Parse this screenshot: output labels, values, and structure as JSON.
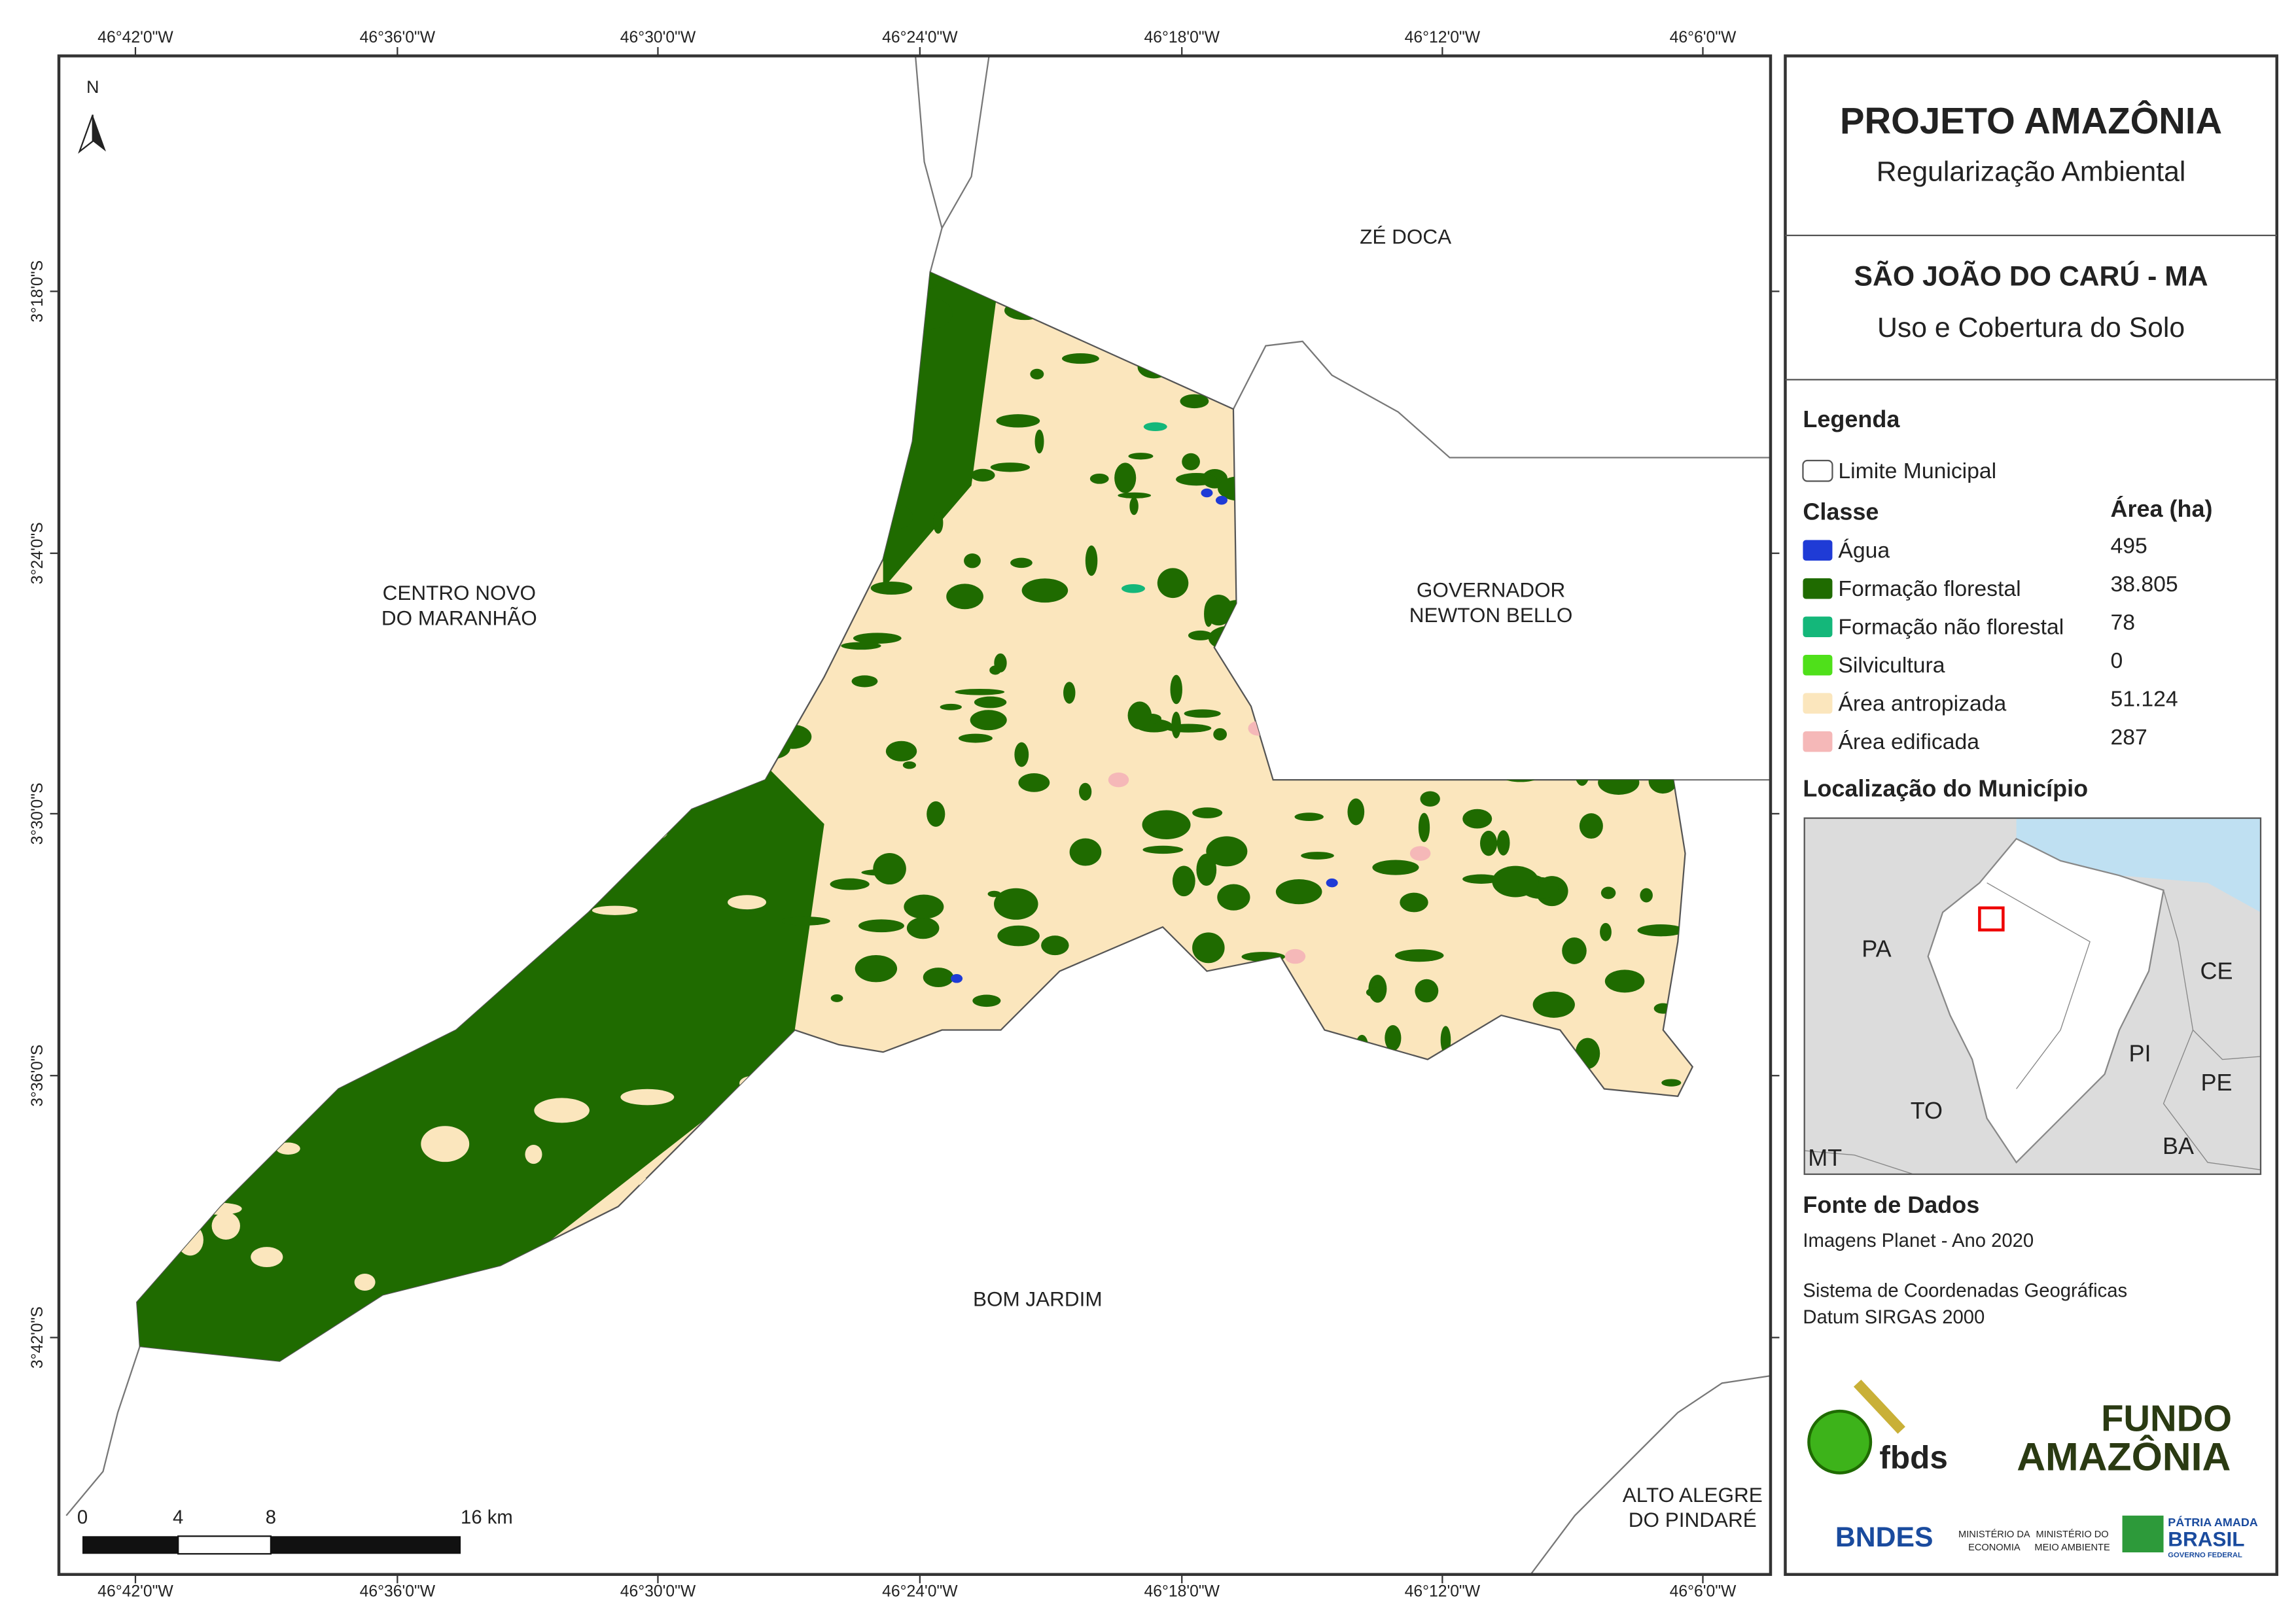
{
  "map": {
    "north_arrow": "N",
    "lon_labels": [
      "46°42'0\"W",
      "46°36'0\"W",
      "46°30'0\"W",
      "46°24'0\"W",
      "46°18'0\"W",
      "46°12'0\"W",
      "46°6'0\"W"
    ],
    "lat_labels": [
      "3°18'0\"S",
      "3°24'0\"S",
      "3°30'0\"S",
      "3°36'0\"S",
      "3°42'0\"S"
    ],
    "neighbors": [
      {
        "lines": [
          "ZÉ DOCA"
        ]
      },
      {
        "lines": [
          "CENTRO NOVO",
          "DO MARANHÃO"
        ]
      },
      {
        "lines": [
          "GOVERNADOR",
          "NEWTON BELLO"
        ]
      },
      {
        "lines": [
          "BOM JARDIM"
        ]
      },
      {
        "lines": [
          "ALTO ALEGRE",
          "DO PINDARÉ"
        ]
      }
    ],
    "scale_bar": [
      "0",
      "4",
      "8",
      "16 km"
    ]
  },
  "panel": {
    "title": "PROJETO AMAZÔNIA",
    "subtitle": "Regularização Ambiental",
    "municipality": "SÃO JOÃO DO CARÚ - MA",
    "theme": "Uso e Cobertura do Solo",
    "legend": {
      "title": "Legenda",
      "boundary": "Limite Municipal",
      "class_header": "Classe",
      "area_header": "Área (ha)",
      "classes": [
        {
          "name": "Água",
          "color": "#1f3bd6",
          "area": "495"
        },
        {
          "name": "Formação florestal",
          "color": "#1f6b00",
          "area": "38.805"
        },
        {
          "name": "Formação não florestal",
          "color": "#14b77a",
          "area": "78"
        },
        {
          "name": "Silvicultura",
          "color": "#4fe01a",
          "area": "0"
        },
        {
          "name": "Área antropizada",
          "color": "#fbe6bd",
          "area": "51.124"
        },
        {
          "name": "Área edificada",
          "color": "#f5b8b8",
          "area": "287"
        }
      ]
    },
    "location": {
      "title": "Localização do Município",
      "states": [
        "PA",
        "CE",
        "PI",
        "PE",
        "TO",
        "BA",
        "MT"
      ]
    },
    "sources": {
      "title": "Fonte de Dados",
      "lines": [
        "Imagens Planet - Ano 2020",
        "Sistema de Coordenadas Geográficas",
        "Datum SIRGAS 2000"
      ]
    },
    "logos": {
      "fbds": "fbds",
      "fundo": "FUNDO",
      "amazonia": "AMAZÔNIA",
      "bndes": "BNDES",
      "economia": [
        "MINISTÉRIO DA",
        "ECONOMIA"
      ],
      "meio_ambiente": [
        "MINISTÉRIO DO",
        "MEIO AMBIENTE"
      ],
      "patria": [
        "PÁTRIA AMADA",
        "BRASIL",
        "GOVERNO FEDERAL"
      ]
    }
  }
}
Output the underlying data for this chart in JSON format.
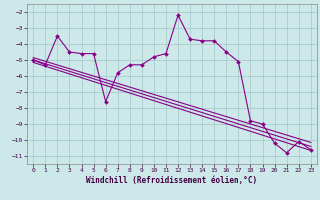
{
  "xlabel": "Windchill (Refroidissement éolien,°C)",
  "bg_color": "#cce8e8",
  "grid_color": "#aacccc",
  "line_color": "#880088",
  "xlim": [
    -0.5,
    23.5
  ],
  "ylim": [
    -11.5,
    -1.5
  ],
  "xticks": [
    0,
    1,
    2,
    3,
    4,
    5,
    6,
    7,
    8,
    9,
    10,
    11,
    12,
    13,
    14,
    15,
    16,
    17,
    18,
    19,
    20,
    21,
    22,
    23
  ],
  "yticks": [
    -11,
    -10,
    -9,
    -8,
    -7,
    -6,
    -5,
    -4,
    -3,
    -2
  ],
  "line1_x": [
    0,
    1,
    2,
    3,
    4,
    5,
    6,
    7,
    8,
    9,
    10,
    11,
    12,
    13,
    14,
    15,
    16,
    17,
    18,
    19,
    20,
    21,
    22,
    23
  ],
  "line1_y": [
    -5.0,
    -5.3,
    -3.5,
    -4.5,
    -4.6,
    -4.6,
    -7.6,
    -5.8,
    -5.3,
    -5.3,
    -4.8,
    -4.6,
    -2.2,
    -3.7,
    -3.8,
    -3.8,
    -4.5,
    -5.1,
    -8.8,
    -9.0,
    -10.2,
    -10.8,
    -10.1,
    -10.6
  ],
  "line2_x": [
    0,
    23
  ],
  "line2_y": [
    -5.0,
    -10.4
  ],
  "line3_x": [
    0,
    23
  ],
  "line3_y": [
    -5.15,
    -10.65
  ],
  "line4_x": [
    0,
    23
  ],
  "line4_y": [
    -4.85,
    -10.15
  ]
}
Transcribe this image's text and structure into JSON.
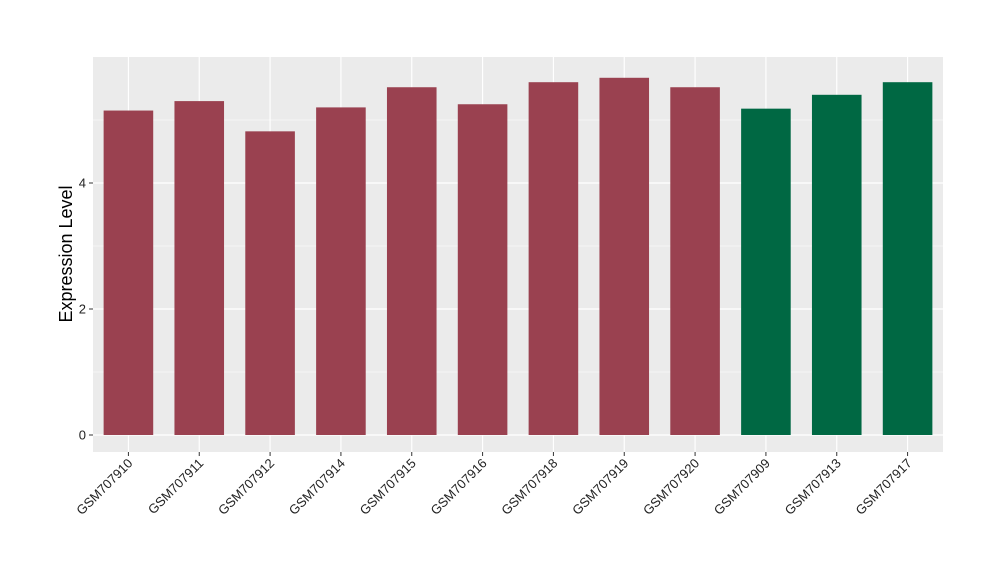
{
  "chart_data": {
    "type": "bar",
    "title": "",
    "xlabel": "",
    "ylabel": "Expression Level",
    "ylim": [
      -0.27,
      6.0
    ],
    "yticks": [
      0,
      2,
      4
    ],
    "grid": true,
    "categories": [
      "GSM707910",
      "GSM707911",
      "GSM707912",
      "GSM707914",
      "GSM707915",
      "GSM707916",
      "GSM707918",
      "GSM707919",
      "GSM707920",
      "GSM707909",
      "GSM707913",
      "GSM707917"
    ],
    "values": [
      5.15,
      5.3,
      4.82,
      5.2,
      5.52,
      5.25,
      5.6,
      5.67,
      5.52,
      5.18,
      5.4,
      5.6
    ],
    "bar_colors": [
      "#9a4150",
      "#9a4150",
      "#9a4150",
      "#9a4150",
      "#9a4150",
      "#9a4150",
      "#9a4150",
      "#9a4150",
      "#9a4150",
      "#006843",
      "#006843",
      "#006843"
    ],
    "panel_background": "#ebebeb",
    "grid_color": "#ffffff"
  }
}
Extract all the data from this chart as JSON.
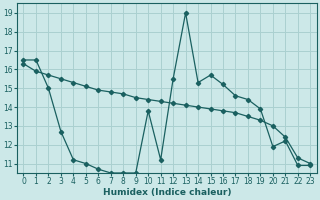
{
  "line1_x": [
    0,
    1,
    2,
    3,
    4,
    5,
    6,
    7,
    8,
    9,
    10,
    11,
    12,
    13,
    14,
    15,
    16,
    17,
    18,
    19,
    20,
    21,
    22,
    23
  ],
  "line1_y": [
    16.5,
    16.5,
    15.0,
    12.7,
    11.2,
    11.0,
    10.7,
    10.5,
    10.5,
    10.5,
    13.8,
    11.2,
    15.5,
    19.0,
    15.3,
    15.7,
    15.2,
    14.6,
    14.4,
    13.9,
    11.9,
    12.2,
    10.9,
    10.9
  ],
  "line2_x": [
    0,
    1,
    2,
    3,
    4,
    5,
    6,
    7,
    8,
    9,
    10,
    11,
    12,
    13,
    14,
    15,
    16,
    17,
    18,
    19,
    20,
    21,
    22,
    23
  ],
  "line2_y": [
    16.3,
    15.9,
    15.7,
    15.5,
    15.3,
    15.1,
    14.9,
    14.8,
    14.7,
    14.5,
    14.4,
    14.3,
    14.2,
    14.1,
    14.0,
    13.9,
    13.8,
    13.7,
    13.5,
    13.3,
    13.0,
    12.4,
    11.3,
    11.0
  ],
  "xlabel": "Humidex (Indice chaleur)",
  "ylim": [
    10.5,
    19.5
  ],
  "xlim": [
    -0.5,
    23.5
  ],
  "yticks": [
    11,
    12,
    13,
    14,
    15,
    16,
    17,
    18,
    19
  ],
  "xticks": [
    0,
    1,
    2,
    3,
    4,
    5,
    6,
    7,
    8,
    9,
    10,
    11,
    12,
    13,
    14,
    15,
    16,
    17,
    18,
    19,
    20,
    21,
    22,
    23
  ],
  "bg_color": "#cce8e8",
  "grid_color": "#aad0d0",
  "line_color": "#1a6060",
  "marker": "D",
  "marker_size": 2.2,
  "linewidth": 0.9
}
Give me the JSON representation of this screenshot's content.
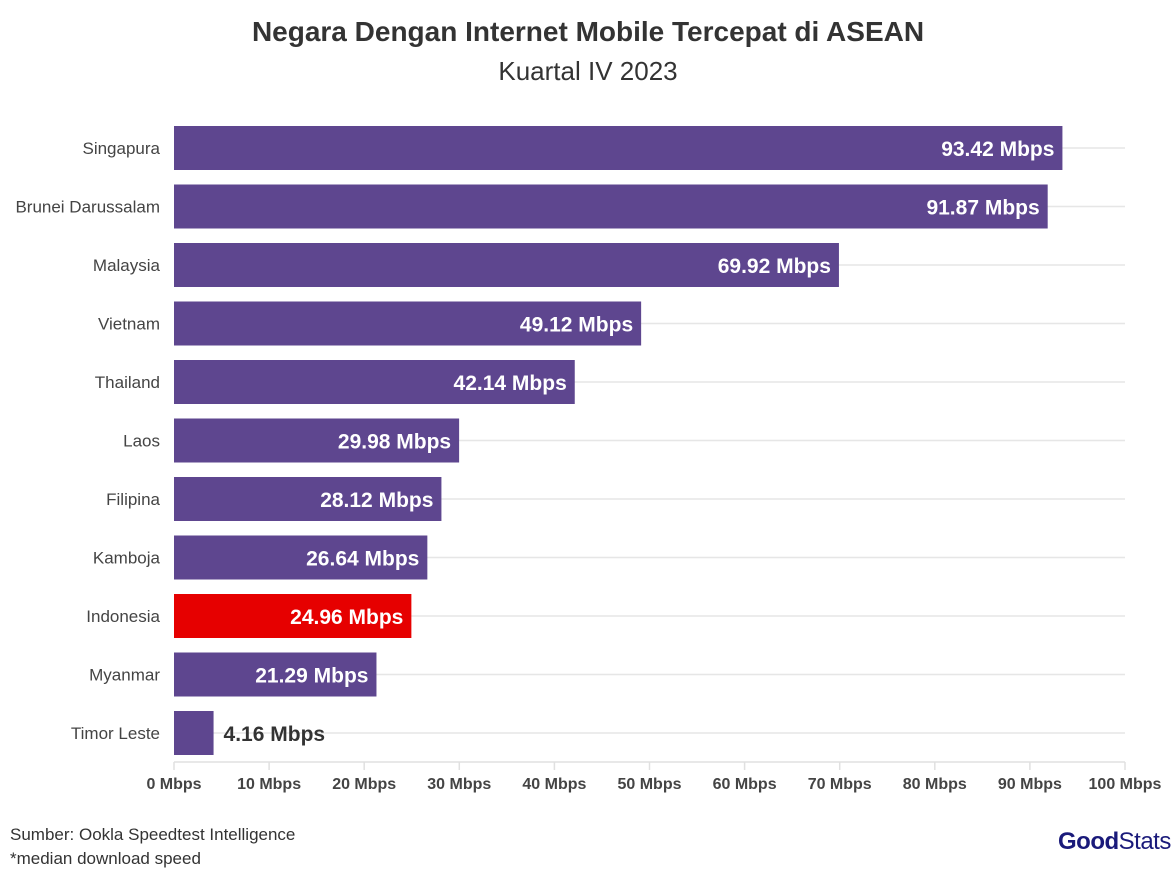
####################
Using the listing above, state the number of lines that hold "screenshot", with no other text.

2